[Element and coordinate records]
--------------------

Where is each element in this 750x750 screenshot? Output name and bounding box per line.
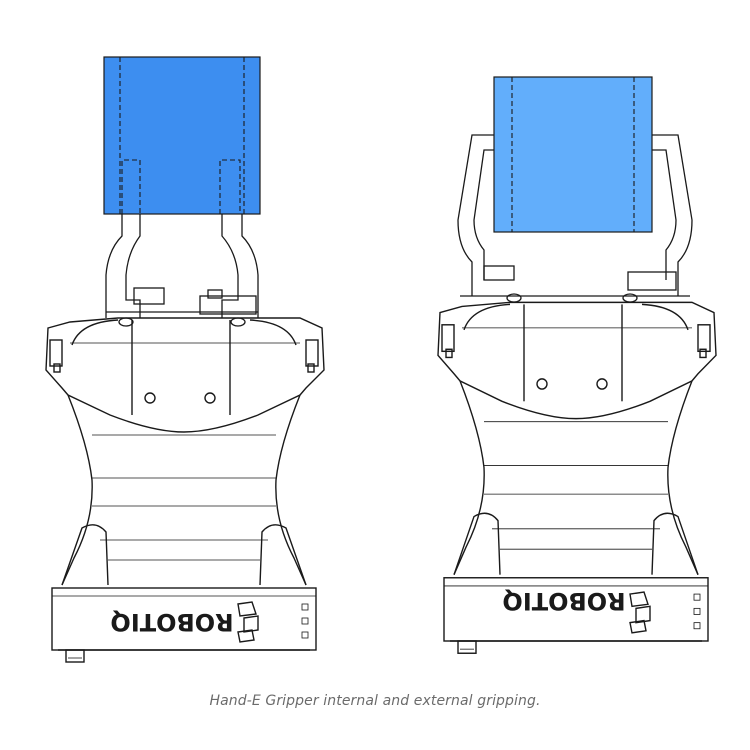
right-gripped-object <box>493 76 653 233</box>
left-brand-label: ROBOTIQ <box>110 608 233 636</box>
left-gripper: ROBOTIQ <box>45 56 325 663</box>
left-fingers <box>105 214 259 327</box>
left-gripped-object <box>103 56 261 215</box>
right-gripper: ROBOTIQ <box>437 76 717 654</box>
figure-caption: Hand-E Gripper internal and external gri… <box>209 693 541 709</box>
right-brand-label: ROBOTIQ <box>502 587 625 615</box>
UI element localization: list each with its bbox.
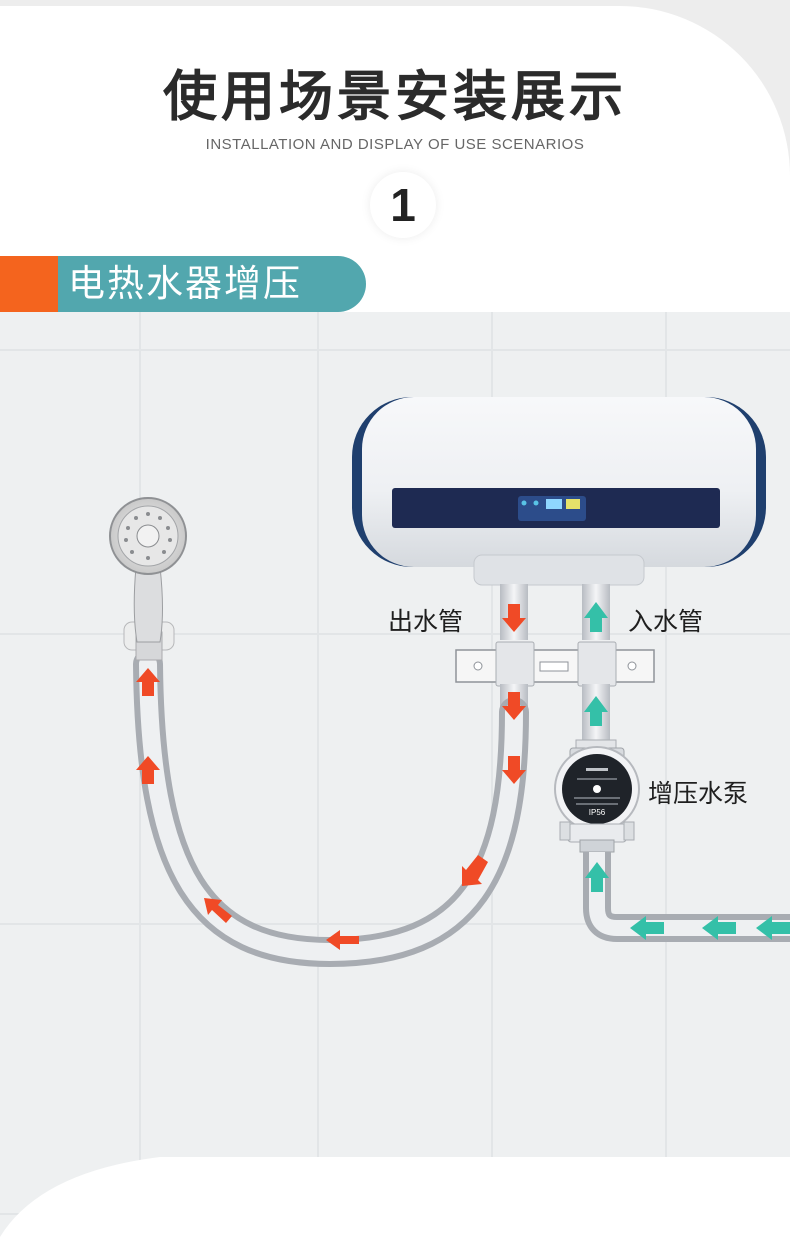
flow-arrow-icon (584, 696, 608, 726)
outlet-pipe-label: 出水管 (388, 607, 464, 636)
booster-pump-label: 增压水泵 (648, 779, 749, 808)
flow-arrow-icon (326, 930, 359, 950)
banner-accent (0, 256, 58, 312)
water-heater-icon (352, 397, 766, 586)
installation-scene: IP56 (0, 312, 790, 1237)
page-subtitle: INSTALLATION AND DISPLAY OF USE SCENARIO… (205, 136, 585, 153)
flow-arrow-icon (756, 916, 790, 940)
mounting-bracket (455, 641, 655, 687)
section-banner: 电热水器增压 (58, 256, 366, 312)
flow-arrow-icon (136, 668, 160, 696)
flow-arrow-icon (702, 916, 736, 940)
shower-head-icon (109, 497, 187, 661)
flow-arrow-icon (502, 604, 526, 632)
flow-arrow-icon (462, 855, 488, 886)
flow-arrow-icon (502, 692, 526, 720)
scene-illustration: IP56 (0, 312, 790, 1237)
footer-card (0, 1157, 790, 1237)
feed-pipe-highlight (589, 852, 790, 936)
flow-arrow-icon (136, 756, 160, 784)
pump-badge: IP56 (589, 808, 606, 817)
shower-hose-highlight (139, 655, 523, 962)
flow-arrow-icon (502, 756, 526, 784)
flow-arrow-icon (204, 898, 232, 923)
flow-arrow-icon (630, 916, 664, 940)
hot-flow-arrows (136, 604, 526, 950)
flow-arrow-icon (584, 602, 608, 632)
inlet-pipe-label: 入水管 (628, 607, 704, 636)
step-number-badge: 1 (370, 172, 436, 238)
flow-arrow-icon (585, 862, 609, 892)
cold-flow-arrows (584, 602, 790, 940)
page-title: 使用场景安装展示 (163, 65, 627, 128)
booster-pump-icon: IP56 (554, 739, 640, 853)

--------------------

* _WRITTEN INSTRUCTION_
Retype every line of the records above without changing anything, and omit the pictures.

* _SOLUTION TO THE EXERCISE_
Where is each element in this 750x750 screenshot? Output name and bounding box per line.
right-gripped-object <box>493 76 653 233</box>
left-brand-label: ROBOTIQ <box>110 608 233 636</box>
left-gripper: ROBOTIQ <box>45 56 325 663</box>
left-fingers <box>105 214 259 327</box>
left-gripped-object <box>103 56 261 215</box>
right-gripper: ROBOTIQ <box>437 76 717 654</box>
figure-caption: Hand-E Gripper internal and external gri… <box>209 693 541 709</box>
right-brand-label: ROBOTIQ <box>502 587 625 615</box>
UI element localization: list each with its bbox.
flow-arrow-icon (584, 696, 608, 726)
outlet-pipe-label: 出水管 (388, 607, 464, 636)
booster-pump-label: 增压水泵 (648, 779, 749, 808)
flow-arrow-icon (326, 930, 359, 950)
banner-accent (0, 256, 58, 312)
water-heater-icon (352, 397, 766, 586)
installation-scene: IP56 (0, 312, 790, 1237)
page-subtitle: INSTALLATION AND DISPLAY OF USE SCENARIO… (205, 136, 585, 153)
flow-arrow-icon (756, 916, 790, 940)
mounting-bracket (455, 641, 655, 687)
section-banner: 电热水器增压 (58, 256, 366, 312)
flow-arrow-icon (136, 668, 160, 696)
flow-arrow-icon (702, 916, 736, 940)
shower-head-icon (109, 497, 187, 661)
flow-arrow-icon (502, 604, 526, 632)
flow-arrow-icon (462, 855, 488, 886)
flow-arrow-icon (502, 692, 526, 720)
scene-illustration: IP56 (0, 312, 790, 1237)
footer-card (0, 1157, 790, 1237)
feed-pipe-highlight (589, 852, 790, 936)
flow-arrow-icon (136, 756, 160, 784)
pump-badge: IP56 (589, 808, 606, 817)
shower-hose-highlight (139, 655, 523, 962)
flow-arrow-icon (502, 756, 526, 784)
flow-arrow-icon (204, 898, 232, 923)
flow-arrow-icon (630, 916, 664, 940)
hot-flow-arrows (136, 604, 526, 950)
flow-arrow-icon (584, 602, 608, 632)
inlet-pipe-label: 入水管 (628, 607, 704, 636)
step-number-badge: 1 (370, 172, 436, 238)
flow-arrow-icon (585, 862, 609, 892)
cold-flow-arrows (584, 602, 790, 940)
page-title: 使用场景安装展示 (163, 65, 627, 128)
booster-pump-icon: IP56 (554, 739, 640, 853)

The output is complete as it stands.